** start INFORMATION SHOWN **

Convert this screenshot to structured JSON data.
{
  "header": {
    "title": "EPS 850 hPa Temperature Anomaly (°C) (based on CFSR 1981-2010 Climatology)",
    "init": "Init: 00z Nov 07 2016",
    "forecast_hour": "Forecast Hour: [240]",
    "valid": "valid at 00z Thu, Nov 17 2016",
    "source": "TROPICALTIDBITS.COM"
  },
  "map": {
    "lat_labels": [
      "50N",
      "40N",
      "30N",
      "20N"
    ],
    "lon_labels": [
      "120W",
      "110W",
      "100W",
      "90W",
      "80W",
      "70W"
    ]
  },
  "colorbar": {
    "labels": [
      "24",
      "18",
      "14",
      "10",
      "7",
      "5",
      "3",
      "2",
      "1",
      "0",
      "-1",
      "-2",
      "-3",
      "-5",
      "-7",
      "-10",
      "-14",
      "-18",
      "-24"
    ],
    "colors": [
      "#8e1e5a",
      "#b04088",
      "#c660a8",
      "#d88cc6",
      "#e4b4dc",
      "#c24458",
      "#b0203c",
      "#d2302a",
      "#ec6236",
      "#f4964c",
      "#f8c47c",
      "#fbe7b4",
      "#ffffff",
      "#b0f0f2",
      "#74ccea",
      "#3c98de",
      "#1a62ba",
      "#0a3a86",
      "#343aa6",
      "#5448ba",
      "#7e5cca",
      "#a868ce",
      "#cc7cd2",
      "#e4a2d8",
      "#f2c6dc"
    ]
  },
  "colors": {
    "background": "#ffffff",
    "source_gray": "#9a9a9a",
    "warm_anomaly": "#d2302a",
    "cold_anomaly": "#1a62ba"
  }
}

** end INFORMATION SHOWN **

• [WORK TO COMPLETE]: Without leaving anything out, quote all the data.

• [EXERCISE ANSWER]:
Convert this screenshot to structured JSON data.
{
  "header": {
    "title": "EPS 850 hPa Temperature Anomaly (°C) (based on CFSR 1981-2010 Climatology)",
    "init": "Init: 00z Nov 07 2016",
    "forecast_hour": "Forecast Hour: [240]",
    "valid": "valid at 00z Thu, Nov 17 2016",
    "source": "TROPICALTIDBITS.COM"
  },
  "map": {
    "lat_labels": [
      "50N",
      "40N",
      "30N",
      "20N"
    ],
    "lon_labels": [
      "120W",
      "110W",
      "100W",
      "90W",
      "80W",
      "70W"
    ]
  },
  "colorbar": {
    "labels": [
      "24",
      "18",
      "14",
      "10",
      "7",
      "5",
      "3",
      "2",
      "1",
      "0",
      "-1",
      "-2",
      "-3",
      "-5",
      "-7",
      "-10",
      "-14",
      "-18",
      "-24"
    ],
    "colors": [
      "#8e1e5a",
      "#b04088",
      "#c660a8",
      "#d88cc6",
      "#e4b4dc",
      "#c24458",
      "#b0203c",
      "#d2302a",
      "#ec6236",
      "#f4964c",
      "#f8c47c",
      "#fbe7b4",
      "#ffffff",
      "#b0f0f2",
      "#74ccea",
      "#3c98de",
      "#1a62ba",
      "#0a3a86",
      "#343aa6",
      "#5448ba",
      "#7e5cca",
      "#a868ce",
      "#cc7cd2",
      "#e4a2d8",
      "#f2c6dc"
    ]
  },
  "colors": {
    "background": "#ffffff",
    "source_gray": "#9a9a9a",
    "warm_anomaly": "#d2302a",
    "cold_anomaly": "#1a62ba"
  }
}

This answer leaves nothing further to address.